**What is required:** Reproduce the listing below exactly, minus its pictures.

* Begin The data *

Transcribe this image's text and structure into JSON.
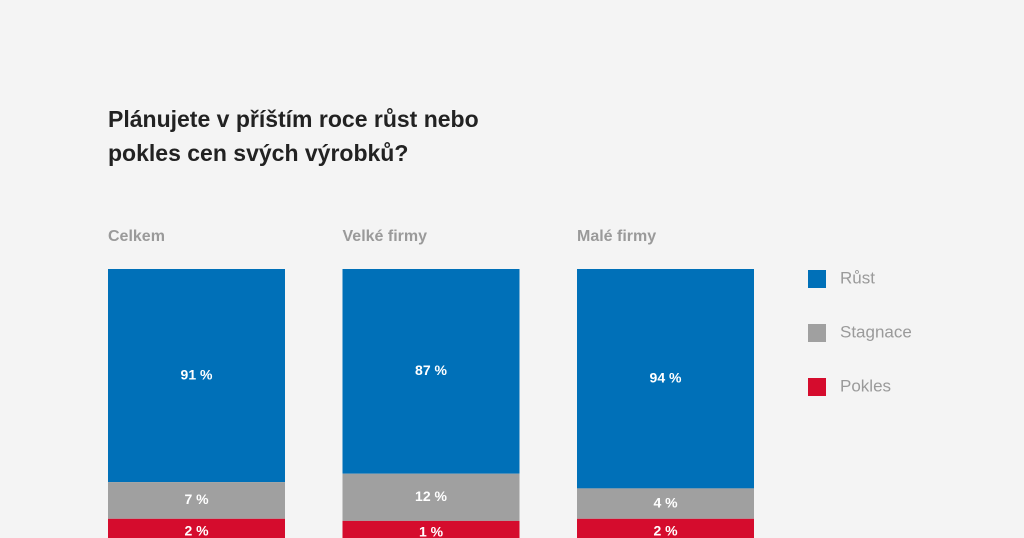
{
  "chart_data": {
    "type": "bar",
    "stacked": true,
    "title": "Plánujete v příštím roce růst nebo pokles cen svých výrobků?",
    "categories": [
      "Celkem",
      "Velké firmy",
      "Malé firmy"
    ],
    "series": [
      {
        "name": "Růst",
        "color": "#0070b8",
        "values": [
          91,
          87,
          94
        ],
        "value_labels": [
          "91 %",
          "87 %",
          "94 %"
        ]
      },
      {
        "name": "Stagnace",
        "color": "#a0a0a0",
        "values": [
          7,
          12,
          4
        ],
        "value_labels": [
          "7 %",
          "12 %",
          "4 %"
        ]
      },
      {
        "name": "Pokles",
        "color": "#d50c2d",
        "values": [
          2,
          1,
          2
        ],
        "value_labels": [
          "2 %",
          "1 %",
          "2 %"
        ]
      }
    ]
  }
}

* End The data *

**Exercise output:**
Transcribe this image's text and structure into JSON.
{
  "chart_data": {
    "type": "bar",
    "stacked": true,
    "title": "Plánujete v příštím roce růst nebo pokles cen svých výrobků?",
    "categories": [
      "Celkem",
      "Velké firmy",
      "Malé firmy"
    ],
    "series": [
      {
        "name": "Růst",
        "color": "#0070b8",
        "values": [
          91,
          87,
          94
        ],
        "value_labels": [
          "91 %",
          "87 %",
          "94 %"
        ]
      },
      {
        "name": "Stagnace",
        "color": "#a0a0a0",
        "values": [
          7,
          12,
          4
        ],
        "value_labels": [
          "7 %",
          "12 %",
          "4 %"
        ]
      },
      {
        "name": "Pokles",
        "color": "#d50c2d",
        "values": [
          2,
          1,
          2
        ],
        "value_labels": [
          "2 %",
          "1 %",
          "2 %"
        ]
      }
    ]
  }
}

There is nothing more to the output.